## What you have to do
Search the records for "xlabel" and copy each line that holds it.

=====

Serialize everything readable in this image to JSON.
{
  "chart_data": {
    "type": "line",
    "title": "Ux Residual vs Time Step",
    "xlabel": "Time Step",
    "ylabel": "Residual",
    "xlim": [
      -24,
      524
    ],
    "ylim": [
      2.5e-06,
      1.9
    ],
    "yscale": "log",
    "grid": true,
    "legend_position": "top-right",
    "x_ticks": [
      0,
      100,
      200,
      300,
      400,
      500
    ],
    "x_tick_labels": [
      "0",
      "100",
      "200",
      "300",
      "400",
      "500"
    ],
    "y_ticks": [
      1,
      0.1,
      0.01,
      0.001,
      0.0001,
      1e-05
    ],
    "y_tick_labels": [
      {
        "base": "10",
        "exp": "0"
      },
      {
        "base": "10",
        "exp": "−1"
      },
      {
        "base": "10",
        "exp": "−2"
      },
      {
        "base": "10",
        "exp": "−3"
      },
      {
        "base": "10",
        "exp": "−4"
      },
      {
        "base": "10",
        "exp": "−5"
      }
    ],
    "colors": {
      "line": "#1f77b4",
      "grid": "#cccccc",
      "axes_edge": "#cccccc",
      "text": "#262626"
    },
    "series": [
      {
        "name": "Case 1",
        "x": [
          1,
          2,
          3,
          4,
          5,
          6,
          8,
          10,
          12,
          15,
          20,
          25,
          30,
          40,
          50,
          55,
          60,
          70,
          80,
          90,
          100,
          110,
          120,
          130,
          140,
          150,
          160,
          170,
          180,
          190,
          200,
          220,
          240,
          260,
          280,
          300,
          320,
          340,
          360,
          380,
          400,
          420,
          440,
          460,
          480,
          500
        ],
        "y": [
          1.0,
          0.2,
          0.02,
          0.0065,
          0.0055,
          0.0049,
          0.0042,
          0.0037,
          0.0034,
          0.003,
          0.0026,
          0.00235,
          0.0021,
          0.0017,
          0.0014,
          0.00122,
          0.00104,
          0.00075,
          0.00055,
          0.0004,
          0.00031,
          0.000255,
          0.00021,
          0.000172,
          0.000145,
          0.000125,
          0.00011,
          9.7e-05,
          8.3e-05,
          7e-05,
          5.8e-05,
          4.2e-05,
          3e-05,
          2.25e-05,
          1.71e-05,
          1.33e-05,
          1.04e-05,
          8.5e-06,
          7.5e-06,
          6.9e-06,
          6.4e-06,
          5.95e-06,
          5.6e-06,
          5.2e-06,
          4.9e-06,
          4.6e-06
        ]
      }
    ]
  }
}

=====

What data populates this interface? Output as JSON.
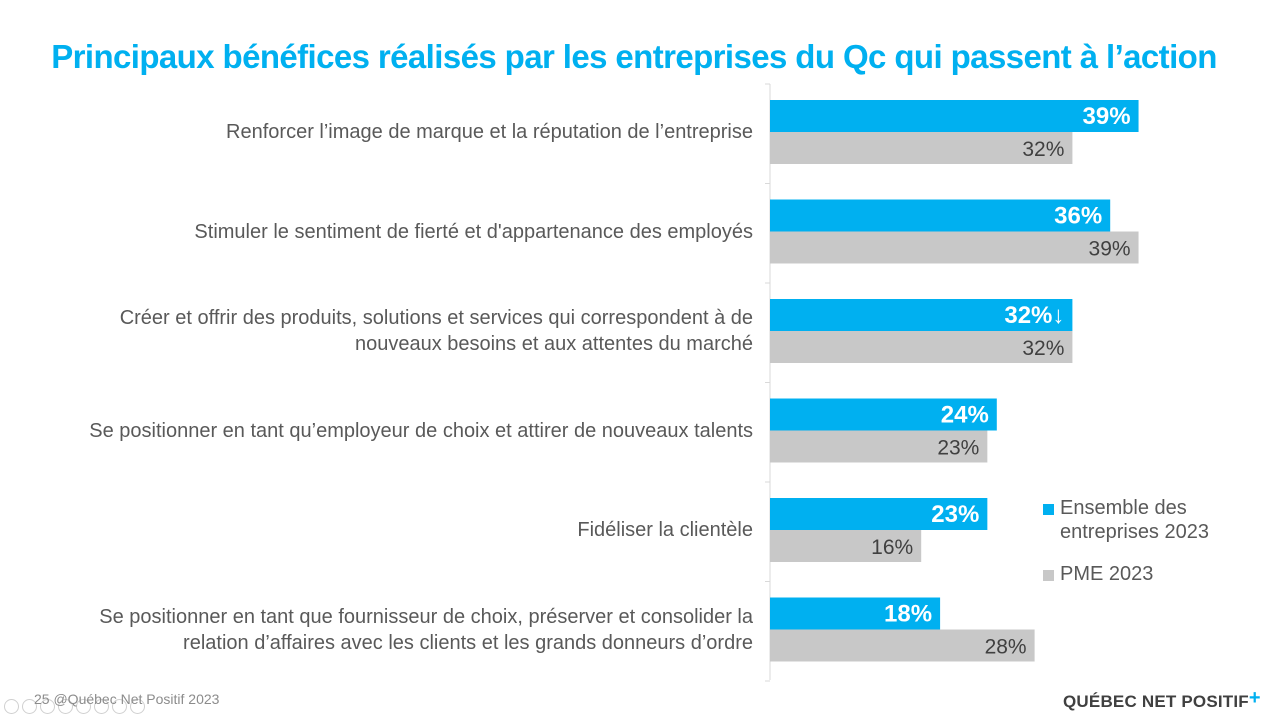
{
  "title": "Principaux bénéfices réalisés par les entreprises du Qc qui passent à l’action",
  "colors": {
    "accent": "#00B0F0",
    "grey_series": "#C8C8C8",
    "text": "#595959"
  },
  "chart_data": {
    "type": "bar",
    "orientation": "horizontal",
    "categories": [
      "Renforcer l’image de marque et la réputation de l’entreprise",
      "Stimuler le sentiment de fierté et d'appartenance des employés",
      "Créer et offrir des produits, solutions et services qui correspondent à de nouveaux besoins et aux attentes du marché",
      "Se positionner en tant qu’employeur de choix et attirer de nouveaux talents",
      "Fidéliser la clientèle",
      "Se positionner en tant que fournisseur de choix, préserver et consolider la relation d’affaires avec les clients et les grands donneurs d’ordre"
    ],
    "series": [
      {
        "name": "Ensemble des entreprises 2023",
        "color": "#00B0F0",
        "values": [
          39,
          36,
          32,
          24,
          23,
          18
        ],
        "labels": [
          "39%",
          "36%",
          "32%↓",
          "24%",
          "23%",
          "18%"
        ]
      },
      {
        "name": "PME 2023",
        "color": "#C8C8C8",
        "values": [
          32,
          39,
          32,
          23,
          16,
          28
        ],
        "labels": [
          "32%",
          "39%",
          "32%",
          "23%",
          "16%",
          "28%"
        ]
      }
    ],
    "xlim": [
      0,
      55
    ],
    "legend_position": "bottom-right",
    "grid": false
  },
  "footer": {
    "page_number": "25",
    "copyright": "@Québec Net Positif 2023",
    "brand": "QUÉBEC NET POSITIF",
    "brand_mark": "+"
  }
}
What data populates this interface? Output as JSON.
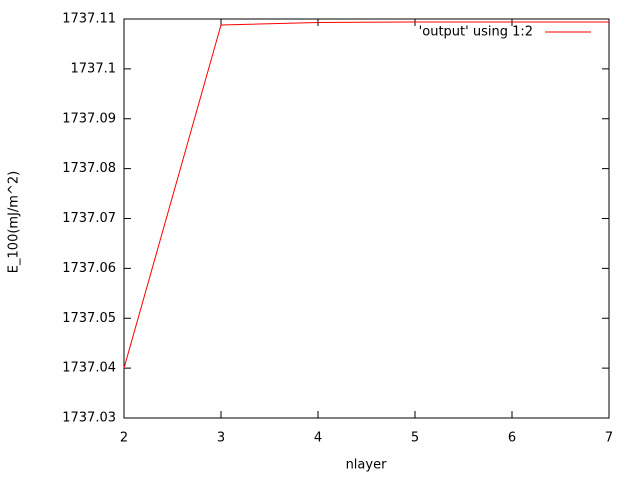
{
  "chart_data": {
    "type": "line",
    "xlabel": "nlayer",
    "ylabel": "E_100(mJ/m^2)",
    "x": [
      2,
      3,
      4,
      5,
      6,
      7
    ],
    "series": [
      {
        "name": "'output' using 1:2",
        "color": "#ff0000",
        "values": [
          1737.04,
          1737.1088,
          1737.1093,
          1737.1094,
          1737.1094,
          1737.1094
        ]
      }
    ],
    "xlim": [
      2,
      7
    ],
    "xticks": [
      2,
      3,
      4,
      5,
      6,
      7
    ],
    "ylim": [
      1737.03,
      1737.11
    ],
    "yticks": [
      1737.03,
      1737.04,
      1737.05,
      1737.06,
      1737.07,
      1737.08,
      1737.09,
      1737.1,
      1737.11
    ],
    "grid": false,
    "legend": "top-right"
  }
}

=====

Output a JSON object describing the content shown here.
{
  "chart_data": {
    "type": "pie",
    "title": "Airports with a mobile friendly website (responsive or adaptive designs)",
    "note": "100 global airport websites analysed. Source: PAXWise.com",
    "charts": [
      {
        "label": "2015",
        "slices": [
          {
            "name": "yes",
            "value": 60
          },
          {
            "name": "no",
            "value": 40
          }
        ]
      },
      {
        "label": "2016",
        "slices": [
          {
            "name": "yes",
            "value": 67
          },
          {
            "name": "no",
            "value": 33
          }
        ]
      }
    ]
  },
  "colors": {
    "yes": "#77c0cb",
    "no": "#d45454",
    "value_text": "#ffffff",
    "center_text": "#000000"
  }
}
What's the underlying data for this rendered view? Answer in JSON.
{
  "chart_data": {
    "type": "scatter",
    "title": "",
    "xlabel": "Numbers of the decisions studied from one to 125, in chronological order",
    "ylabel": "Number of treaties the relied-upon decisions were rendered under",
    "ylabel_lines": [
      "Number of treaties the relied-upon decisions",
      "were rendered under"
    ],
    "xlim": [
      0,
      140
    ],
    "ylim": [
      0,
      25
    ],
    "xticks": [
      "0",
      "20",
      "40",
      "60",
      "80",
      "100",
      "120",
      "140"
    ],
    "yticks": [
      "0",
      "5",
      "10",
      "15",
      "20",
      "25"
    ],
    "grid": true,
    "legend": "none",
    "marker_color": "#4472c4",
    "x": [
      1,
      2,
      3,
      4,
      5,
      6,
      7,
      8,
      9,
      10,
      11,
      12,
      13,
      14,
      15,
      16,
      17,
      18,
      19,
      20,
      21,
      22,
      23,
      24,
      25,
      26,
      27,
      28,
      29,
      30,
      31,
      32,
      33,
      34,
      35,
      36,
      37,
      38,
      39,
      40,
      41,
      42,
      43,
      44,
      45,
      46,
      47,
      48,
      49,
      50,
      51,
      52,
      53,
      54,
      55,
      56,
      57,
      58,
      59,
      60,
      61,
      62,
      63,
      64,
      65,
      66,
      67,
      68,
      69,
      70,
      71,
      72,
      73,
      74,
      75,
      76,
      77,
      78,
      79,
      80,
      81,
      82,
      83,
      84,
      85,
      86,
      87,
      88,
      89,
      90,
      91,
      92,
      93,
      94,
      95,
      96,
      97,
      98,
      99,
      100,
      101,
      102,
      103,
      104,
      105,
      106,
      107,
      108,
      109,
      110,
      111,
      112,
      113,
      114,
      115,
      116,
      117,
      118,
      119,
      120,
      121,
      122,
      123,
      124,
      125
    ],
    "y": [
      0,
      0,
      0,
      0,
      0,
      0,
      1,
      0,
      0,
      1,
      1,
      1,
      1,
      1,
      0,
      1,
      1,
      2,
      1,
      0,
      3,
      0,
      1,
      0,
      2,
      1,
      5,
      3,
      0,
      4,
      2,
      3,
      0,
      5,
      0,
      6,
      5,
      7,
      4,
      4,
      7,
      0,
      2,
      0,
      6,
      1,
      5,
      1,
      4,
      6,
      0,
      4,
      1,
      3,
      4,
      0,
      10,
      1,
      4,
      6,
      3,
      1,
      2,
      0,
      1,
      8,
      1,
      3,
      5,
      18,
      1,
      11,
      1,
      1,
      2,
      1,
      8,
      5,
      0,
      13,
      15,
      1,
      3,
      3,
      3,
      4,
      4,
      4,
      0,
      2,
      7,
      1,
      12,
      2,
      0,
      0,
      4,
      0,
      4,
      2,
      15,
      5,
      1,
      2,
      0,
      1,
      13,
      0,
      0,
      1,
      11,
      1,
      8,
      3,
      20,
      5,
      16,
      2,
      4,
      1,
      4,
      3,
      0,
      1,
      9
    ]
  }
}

=====

## Solution for this problem
    "xlabel": "Time Step",
    "xlabel": "nlayer",
    "xlabel": "Numbers of the decisions studied from one to 125, in chronological order",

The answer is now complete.